(Dataset listings of figures)
"""

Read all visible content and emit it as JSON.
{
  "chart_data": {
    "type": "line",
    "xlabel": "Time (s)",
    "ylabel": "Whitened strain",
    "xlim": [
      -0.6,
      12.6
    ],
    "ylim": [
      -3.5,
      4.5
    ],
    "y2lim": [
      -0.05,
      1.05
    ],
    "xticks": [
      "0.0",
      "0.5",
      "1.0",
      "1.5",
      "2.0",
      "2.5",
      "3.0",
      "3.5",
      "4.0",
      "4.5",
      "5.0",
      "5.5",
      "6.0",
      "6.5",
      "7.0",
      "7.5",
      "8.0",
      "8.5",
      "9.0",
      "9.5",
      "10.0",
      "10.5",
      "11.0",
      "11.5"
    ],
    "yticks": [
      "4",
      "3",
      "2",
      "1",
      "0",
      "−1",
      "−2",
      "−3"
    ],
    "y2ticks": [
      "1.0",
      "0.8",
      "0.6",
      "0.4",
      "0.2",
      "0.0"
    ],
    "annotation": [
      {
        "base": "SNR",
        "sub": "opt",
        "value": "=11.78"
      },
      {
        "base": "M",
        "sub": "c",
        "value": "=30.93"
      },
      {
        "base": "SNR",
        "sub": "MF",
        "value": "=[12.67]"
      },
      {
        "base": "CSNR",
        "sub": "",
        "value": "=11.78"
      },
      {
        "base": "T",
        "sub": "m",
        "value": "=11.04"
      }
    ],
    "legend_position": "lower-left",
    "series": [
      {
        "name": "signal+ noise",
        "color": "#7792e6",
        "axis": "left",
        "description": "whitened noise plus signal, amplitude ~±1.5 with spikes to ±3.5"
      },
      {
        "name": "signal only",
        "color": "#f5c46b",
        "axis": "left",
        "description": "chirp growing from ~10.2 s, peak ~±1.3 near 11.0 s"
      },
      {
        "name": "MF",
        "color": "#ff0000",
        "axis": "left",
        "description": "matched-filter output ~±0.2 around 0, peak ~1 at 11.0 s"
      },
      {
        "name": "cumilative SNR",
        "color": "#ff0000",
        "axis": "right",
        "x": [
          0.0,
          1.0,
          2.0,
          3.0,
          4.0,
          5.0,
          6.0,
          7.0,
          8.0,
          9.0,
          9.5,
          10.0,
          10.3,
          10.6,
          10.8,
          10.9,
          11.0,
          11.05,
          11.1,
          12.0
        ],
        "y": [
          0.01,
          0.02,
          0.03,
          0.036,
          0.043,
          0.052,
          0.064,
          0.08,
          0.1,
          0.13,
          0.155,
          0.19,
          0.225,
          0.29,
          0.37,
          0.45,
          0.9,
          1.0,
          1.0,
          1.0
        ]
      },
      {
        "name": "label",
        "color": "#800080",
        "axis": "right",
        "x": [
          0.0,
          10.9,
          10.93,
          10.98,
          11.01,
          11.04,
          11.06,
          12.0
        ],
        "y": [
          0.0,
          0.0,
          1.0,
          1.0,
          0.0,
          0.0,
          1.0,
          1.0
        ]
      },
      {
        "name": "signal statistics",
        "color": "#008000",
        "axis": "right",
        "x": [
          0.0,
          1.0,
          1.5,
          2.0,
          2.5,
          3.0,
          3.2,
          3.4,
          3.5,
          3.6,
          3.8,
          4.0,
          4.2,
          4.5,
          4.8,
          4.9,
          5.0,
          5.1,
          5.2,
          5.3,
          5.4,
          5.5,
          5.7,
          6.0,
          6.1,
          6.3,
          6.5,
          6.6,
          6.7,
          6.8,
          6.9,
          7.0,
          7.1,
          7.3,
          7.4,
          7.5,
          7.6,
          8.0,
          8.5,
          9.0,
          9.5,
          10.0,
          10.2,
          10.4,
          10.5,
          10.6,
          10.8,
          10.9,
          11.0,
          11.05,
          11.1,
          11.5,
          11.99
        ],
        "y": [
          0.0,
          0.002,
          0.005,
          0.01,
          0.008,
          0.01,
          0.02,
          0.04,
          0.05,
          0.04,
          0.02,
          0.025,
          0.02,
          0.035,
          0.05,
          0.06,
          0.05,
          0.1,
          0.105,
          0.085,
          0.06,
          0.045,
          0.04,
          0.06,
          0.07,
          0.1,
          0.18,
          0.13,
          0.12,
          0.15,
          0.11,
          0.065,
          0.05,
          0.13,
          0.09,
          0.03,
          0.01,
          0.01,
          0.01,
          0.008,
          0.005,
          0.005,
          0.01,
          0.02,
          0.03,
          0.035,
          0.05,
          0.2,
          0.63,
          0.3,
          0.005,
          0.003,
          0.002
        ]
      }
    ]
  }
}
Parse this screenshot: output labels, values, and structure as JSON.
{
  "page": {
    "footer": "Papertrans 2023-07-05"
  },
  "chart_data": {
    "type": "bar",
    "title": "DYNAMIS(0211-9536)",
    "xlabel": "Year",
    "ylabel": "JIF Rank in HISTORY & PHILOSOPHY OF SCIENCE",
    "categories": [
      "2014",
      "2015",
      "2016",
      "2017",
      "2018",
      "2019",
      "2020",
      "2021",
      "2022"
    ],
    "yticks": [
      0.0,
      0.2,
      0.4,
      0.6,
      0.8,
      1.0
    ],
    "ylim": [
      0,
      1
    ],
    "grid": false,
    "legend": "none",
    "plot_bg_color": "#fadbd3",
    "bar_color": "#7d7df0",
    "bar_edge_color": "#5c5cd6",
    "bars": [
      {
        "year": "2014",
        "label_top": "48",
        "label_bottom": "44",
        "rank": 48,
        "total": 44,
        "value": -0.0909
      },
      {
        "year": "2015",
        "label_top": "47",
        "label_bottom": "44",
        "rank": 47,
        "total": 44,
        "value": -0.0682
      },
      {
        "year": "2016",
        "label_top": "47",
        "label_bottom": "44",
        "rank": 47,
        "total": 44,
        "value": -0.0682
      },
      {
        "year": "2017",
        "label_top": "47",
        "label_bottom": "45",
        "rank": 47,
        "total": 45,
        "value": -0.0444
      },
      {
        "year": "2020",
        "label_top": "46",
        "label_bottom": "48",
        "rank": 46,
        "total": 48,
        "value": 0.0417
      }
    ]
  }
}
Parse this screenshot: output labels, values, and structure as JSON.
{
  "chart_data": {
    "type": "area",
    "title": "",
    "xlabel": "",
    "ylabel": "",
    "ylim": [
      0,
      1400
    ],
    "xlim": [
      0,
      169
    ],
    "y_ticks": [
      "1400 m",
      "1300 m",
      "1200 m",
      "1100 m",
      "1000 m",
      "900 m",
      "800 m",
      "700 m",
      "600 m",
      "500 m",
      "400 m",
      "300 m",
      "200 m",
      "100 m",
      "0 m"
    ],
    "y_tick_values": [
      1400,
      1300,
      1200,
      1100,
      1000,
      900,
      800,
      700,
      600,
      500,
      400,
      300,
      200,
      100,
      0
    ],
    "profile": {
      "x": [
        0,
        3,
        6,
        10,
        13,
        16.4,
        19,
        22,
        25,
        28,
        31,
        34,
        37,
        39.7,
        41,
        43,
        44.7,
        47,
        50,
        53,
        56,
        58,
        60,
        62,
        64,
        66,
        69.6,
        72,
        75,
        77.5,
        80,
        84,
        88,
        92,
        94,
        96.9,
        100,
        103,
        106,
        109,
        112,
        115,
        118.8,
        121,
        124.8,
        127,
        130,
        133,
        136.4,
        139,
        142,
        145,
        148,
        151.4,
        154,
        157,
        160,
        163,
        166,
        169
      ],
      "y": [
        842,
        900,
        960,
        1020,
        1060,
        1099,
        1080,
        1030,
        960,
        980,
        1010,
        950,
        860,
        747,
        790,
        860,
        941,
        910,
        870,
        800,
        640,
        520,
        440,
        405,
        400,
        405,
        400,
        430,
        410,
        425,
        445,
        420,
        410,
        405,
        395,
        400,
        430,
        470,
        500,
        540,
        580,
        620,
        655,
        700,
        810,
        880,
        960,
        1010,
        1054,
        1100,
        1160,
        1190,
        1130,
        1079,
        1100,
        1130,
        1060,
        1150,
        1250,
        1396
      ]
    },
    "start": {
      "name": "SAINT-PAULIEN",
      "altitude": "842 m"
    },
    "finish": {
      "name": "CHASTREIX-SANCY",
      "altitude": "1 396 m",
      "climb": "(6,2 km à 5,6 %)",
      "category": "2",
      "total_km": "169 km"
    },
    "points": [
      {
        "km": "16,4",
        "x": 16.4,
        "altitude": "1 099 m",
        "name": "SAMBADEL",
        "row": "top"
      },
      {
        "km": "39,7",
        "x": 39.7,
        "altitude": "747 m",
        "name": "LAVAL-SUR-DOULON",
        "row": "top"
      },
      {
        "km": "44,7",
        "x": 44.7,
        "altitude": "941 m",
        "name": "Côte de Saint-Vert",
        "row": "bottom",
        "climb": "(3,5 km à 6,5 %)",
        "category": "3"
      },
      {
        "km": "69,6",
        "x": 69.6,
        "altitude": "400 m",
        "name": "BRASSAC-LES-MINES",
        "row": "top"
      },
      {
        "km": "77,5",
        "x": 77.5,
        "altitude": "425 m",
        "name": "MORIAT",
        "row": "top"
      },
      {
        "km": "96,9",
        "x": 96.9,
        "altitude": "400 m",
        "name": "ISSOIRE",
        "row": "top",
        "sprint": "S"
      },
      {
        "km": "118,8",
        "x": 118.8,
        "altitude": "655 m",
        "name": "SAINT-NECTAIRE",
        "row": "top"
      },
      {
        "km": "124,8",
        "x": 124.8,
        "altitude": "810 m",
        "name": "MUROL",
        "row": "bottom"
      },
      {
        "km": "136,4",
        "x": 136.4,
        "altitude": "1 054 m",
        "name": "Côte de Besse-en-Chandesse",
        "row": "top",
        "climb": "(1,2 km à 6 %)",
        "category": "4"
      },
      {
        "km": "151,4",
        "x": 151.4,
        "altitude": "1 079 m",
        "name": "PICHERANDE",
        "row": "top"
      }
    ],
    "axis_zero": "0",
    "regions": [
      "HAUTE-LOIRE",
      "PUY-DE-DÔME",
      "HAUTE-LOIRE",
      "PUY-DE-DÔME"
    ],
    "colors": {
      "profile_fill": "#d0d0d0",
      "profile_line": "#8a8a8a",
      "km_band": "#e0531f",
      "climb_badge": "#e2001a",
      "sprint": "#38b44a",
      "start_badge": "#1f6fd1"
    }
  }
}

"""

◆ Work instructions
Locate the lines above that hold the word "description". Show every one of them.

◆ Task response
        "description": "whitened noise plus signal, amplitude ~±1.5 with spikes to ±3.5"
        "description": "chirp growing from ~10.2 s, peak ~±1.3 near 11.0 s"
        "description": "matched-filter output ~±0.2 around 0, peak ~1 at 11.0 s"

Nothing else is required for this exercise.